:: TASKS ::
1. In the forum excerpt, shorten the paragraph beginning "The president of Harvard, Larry Summers" into a bulleted list that keeps its main facts.
2. Repeat word for word the part of the forum excerpt from "The president of" up to and including "higher on verbal.".

#### EXCERPTED TEXT

I honestly believe it could be a fundamental difference in how our brains are wired. Women seem to be better at organizaton, at keeping lots of tasks going and such, and men seem more single-tracked and focused on analysis. Maybe it's just the way we evolved - women had to care for the households, raising the children, etc, while men focused on the hunt, or at being good at the one thing that made them a living.
But that's just a WAG.
Shagnasty
07-03-2006, 08:39 PM
Do you have any theories as to why?
The president of Harvard, Larry Summers got himself in a nice little scandal by speculating that there could be some innate differences between men and women that limit the number of women at the top of certain fields. The scandal was overblown IMHO and he only listed that as one possible cause. I don't think it is inconceivable either and my graduate work was in the neuroscience of sexual differentiation. Any aggregate measure of intelligence shows that males and females are just about equal. However, the distributions are very different and males have a much higher standard deviation meaning that you see mostly males clustered at the very far ends of the distribution. Specific components show differences between males and females as well with males as an aggregate scoring higher on the math and spatial cognition components and females higher on verbal.

########
#### RECORDS SHOWN

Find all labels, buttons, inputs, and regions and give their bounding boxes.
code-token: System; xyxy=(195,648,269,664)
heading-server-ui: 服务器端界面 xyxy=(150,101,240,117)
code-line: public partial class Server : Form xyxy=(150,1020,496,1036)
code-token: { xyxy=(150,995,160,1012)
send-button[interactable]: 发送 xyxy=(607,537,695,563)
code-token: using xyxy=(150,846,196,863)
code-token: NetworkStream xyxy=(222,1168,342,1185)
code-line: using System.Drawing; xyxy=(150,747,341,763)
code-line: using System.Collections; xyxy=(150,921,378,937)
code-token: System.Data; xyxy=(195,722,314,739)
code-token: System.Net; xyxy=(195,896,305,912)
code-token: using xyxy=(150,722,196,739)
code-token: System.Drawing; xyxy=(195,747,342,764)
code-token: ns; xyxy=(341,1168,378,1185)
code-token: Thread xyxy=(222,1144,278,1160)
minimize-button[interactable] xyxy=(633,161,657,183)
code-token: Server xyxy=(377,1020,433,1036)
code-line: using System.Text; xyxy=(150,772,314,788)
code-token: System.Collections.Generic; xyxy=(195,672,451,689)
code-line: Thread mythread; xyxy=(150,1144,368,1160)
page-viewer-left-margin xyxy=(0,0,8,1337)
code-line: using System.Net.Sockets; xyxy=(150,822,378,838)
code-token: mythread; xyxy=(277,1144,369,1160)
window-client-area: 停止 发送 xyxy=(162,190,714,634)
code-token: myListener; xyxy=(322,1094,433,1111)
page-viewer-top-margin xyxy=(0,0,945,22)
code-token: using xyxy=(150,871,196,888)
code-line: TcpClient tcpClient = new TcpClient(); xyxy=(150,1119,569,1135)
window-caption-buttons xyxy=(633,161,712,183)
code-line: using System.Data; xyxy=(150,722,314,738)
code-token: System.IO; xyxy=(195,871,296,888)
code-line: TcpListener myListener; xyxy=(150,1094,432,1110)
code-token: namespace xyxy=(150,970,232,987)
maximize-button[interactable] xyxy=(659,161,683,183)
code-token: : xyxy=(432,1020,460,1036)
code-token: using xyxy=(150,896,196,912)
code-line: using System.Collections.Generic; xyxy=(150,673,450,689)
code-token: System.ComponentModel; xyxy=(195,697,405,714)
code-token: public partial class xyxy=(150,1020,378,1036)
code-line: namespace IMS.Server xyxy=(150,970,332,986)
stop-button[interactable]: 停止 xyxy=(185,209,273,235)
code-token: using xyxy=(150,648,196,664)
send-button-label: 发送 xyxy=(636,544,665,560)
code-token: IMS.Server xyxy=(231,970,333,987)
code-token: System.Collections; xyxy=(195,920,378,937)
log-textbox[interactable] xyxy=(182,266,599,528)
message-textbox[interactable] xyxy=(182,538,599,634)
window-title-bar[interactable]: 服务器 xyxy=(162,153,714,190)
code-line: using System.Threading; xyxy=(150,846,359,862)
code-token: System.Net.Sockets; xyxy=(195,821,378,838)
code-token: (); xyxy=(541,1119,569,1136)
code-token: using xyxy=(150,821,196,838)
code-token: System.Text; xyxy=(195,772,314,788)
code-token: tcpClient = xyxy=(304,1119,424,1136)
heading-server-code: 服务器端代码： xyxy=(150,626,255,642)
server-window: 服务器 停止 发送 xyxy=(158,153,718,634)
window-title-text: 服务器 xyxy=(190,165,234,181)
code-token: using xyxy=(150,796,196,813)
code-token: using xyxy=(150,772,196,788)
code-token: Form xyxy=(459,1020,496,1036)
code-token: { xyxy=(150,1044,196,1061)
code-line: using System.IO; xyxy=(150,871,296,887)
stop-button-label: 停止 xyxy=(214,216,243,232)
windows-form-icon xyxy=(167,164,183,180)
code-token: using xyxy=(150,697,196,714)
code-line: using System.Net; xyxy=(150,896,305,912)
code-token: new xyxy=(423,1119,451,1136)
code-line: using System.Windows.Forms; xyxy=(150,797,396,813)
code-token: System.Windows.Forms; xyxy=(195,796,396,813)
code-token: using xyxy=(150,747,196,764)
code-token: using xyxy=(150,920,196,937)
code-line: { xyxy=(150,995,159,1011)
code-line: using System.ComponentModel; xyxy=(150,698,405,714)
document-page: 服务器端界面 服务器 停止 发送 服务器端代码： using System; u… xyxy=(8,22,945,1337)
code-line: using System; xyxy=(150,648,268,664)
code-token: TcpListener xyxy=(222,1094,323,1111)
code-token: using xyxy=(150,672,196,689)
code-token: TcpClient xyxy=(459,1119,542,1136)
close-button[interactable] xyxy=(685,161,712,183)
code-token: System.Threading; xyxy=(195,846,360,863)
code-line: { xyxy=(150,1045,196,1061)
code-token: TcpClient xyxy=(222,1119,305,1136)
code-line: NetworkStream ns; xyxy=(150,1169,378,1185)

########

:: OUTPUTS IN ORDER ::
1.
- Harvard president Larry Summers caused a scandal by suggesting that innate differences between men and women might limit how many women reach the top of certain fields.
- The writer thinks the scandal was overblown, since Summers listed this as only one possible cause.
- The writer, whose graduate work was in the neuroscience of sexual differentiation, doesn't find the idea inconceivable.
- Aggregate measures of intelligence show males and females about equal.
- Male scores have a much higher standard deviation, so mostly males cluster at the far ends of the distribution.
- On specific components, males as a group score higher on math and spatial cognition, and females score higher on verbal.

2.
The president of Harvard, Larry Summers got himself in a nice little scandal by speculating that there could be some innate differences between men and women that limit the number of women at the top of certain fields. The scandal was overblown IMHO and he only listed that as one possible cause. I don't think it is inconceivable either and my graduate work was in the neuroscience of sexual differentiation. Any aggregate measure of intelligence shows that males and females are just about equal. However, the distributions are very different and males have a much higher standard deviation meaning that you see mostly males clustered at the very far ends of the distribution. Specific components show differences between males and females as well with males as an aggregate scoring higher on the math and spatial cognition components and females higher on verbal.